**Problem description**: Tally the lines below that contain "screenshot". The number is the whole answer.

Records from a data collection:
·····

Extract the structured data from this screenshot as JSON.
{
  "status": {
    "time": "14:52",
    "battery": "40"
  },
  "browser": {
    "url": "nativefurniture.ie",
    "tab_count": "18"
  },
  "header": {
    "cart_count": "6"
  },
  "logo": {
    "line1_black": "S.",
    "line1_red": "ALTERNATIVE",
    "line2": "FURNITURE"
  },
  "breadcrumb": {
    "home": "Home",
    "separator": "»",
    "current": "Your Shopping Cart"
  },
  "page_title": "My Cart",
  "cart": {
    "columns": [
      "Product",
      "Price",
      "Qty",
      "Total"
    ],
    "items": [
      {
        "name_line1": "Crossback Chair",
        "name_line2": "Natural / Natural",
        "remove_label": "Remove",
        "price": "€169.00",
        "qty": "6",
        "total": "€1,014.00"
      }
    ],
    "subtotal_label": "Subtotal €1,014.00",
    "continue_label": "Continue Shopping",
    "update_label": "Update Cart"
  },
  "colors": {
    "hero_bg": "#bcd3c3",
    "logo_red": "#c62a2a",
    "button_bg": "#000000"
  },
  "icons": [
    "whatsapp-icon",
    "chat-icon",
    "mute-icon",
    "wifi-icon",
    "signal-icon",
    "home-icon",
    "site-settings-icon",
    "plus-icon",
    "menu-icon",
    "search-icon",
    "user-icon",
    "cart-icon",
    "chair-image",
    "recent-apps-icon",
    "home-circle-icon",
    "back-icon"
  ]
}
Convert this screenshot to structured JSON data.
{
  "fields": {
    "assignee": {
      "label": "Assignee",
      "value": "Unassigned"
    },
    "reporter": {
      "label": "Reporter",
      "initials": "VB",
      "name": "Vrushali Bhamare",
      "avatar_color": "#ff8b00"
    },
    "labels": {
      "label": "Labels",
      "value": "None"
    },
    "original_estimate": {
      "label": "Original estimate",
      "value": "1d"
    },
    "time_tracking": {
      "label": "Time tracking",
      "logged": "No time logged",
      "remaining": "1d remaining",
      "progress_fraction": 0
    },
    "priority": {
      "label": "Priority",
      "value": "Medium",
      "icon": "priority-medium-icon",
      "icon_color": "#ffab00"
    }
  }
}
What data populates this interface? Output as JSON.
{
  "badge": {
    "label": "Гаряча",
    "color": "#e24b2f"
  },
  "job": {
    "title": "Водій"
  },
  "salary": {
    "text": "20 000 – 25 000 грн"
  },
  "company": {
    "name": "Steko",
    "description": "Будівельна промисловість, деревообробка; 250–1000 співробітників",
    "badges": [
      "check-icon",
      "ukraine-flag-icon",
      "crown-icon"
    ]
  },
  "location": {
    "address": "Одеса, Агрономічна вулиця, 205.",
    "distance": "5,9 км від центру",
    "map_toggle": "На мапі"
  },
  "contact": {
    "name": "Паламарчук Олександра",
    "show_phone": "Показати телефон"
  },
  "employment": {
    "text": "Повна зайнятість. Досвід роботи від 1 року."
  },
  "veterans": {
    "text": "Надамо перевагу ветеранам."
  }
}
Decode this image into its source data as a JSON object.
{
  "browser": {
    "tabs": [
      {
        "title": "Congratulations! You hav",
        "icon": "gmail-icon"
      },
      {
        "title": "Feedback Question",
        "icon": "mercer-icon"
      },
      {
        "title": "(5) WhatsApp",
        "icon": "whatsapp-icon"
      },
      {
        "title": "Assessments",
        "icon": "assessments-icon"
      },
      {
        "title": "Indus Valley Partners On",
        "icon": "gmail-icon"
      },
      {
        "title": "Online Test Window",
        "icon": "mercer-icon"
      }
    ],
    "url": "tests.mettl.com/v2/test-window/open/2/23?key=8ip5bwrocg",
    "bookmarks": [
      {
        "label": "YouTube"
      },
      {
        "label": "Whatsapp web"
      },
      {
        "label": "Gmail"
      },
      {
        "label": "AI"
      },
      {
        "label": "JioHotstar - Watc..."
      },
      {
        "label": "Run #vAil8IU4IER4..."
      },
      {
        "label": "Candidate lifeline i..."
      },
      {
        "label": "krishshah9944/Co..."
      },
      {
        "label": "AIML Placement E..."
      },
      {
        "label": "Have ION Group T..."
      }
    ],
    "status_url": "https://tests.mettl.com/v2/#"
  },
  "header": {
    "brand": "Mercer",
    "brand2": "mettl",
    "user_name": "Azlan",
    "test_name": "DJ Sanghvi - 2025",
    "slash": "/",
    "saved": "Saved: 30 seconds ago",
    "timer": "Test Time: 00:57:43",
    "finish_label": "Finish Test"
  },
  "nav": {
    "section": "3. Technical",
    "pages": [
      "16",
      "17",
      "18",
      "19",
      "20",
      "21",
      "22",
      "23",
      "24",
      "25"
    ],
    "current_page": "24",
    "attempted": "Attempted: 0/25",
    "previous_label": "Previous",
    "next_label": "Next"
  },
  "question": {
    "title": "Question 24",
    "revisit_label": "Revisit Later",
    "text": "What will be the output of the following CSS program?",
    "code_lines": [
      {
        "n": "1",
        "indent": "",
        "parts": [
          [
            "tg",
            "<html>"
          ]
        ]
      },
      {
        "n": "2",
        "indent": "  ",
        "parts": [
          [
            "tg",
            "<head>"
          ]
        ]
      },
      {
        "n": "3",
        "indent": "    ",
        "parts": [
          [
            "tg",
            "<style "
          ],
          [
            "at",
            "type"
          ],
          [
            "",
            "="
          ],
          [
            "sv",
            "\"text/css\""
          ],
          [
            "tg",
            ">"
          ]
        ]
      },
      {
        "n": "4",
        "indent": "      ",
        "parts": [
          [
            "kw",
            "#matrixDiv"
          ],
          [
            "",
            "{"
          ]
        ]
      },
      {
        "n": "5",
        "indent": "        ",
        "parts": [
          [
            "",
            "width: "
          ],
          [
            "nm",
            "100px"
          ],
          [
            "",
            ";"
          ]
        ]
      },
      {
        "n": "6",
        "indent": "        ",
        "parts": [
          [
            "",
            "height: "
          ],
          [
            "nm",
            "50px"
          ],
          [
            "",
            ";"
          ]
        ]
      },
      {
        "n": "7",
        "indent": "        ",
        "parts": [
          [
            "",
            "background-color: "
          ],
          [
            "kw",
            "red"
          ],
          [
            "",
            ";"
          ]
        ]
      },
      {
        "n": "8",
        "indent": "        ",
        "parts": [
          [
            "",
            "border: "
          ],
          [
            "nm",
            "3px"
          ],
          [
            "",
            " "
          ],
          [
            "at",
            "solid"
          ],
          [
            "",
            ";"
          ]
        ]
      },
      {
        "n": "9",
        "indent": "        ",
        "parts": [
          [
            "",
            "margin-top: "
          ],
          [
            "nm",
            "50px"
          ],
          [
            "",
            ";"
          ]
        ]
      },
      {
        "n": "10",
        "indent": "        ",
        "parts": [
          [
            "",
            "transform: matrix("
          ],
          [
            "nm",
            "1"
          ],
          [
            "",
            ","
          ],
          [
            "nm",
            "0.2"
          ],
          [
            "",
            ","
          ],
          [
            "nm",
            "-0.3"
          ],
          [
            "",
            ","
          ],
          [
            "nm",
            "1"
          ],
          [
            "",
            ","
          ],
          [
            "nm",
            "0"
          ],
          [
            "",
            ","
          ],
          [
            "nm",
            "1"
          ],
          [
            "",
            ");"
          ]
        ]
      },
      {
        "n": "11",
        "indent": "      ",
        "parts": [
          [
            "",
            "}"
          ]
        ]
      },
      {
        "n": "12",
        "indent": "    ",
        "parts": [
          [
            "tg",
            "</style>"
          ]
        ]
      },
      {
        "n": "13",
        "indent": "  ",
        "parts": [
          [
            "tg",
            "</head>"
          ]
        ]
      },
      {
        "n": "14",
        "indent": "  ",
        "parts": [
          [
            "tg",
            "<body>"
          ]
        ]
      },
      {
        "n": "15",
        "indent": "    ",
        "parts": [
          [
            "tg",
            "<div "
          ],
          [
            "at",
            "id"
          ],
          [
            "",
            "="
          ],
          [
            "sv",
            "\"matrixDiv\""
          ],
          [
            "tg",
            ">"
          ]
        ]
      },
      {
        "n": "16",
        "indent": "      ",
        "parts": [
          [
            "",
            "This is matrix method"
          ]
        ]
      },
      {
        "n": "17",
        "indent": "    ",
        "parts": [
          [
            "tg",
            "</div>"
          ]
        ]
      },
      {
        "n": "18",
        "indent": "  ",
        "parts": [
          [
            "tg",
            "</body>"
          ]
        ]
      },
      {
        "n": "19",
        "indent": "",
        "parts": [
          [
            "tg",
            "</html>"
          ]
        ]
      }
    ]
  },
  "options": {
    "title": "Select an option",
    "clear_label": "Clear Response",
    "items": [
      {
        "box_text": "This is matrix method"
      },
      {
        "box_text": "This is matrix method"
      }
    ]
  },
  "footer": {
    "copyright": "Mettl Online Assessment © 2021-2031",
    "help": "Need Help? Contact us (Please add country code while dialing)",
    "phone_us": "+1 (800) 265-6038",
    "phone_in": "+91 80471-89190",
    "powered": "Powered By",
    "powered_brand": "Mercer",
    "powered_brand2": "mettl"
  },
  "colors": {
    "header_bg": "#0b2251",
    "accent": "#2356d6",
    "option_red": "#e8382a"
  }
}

·····

**The result**: 2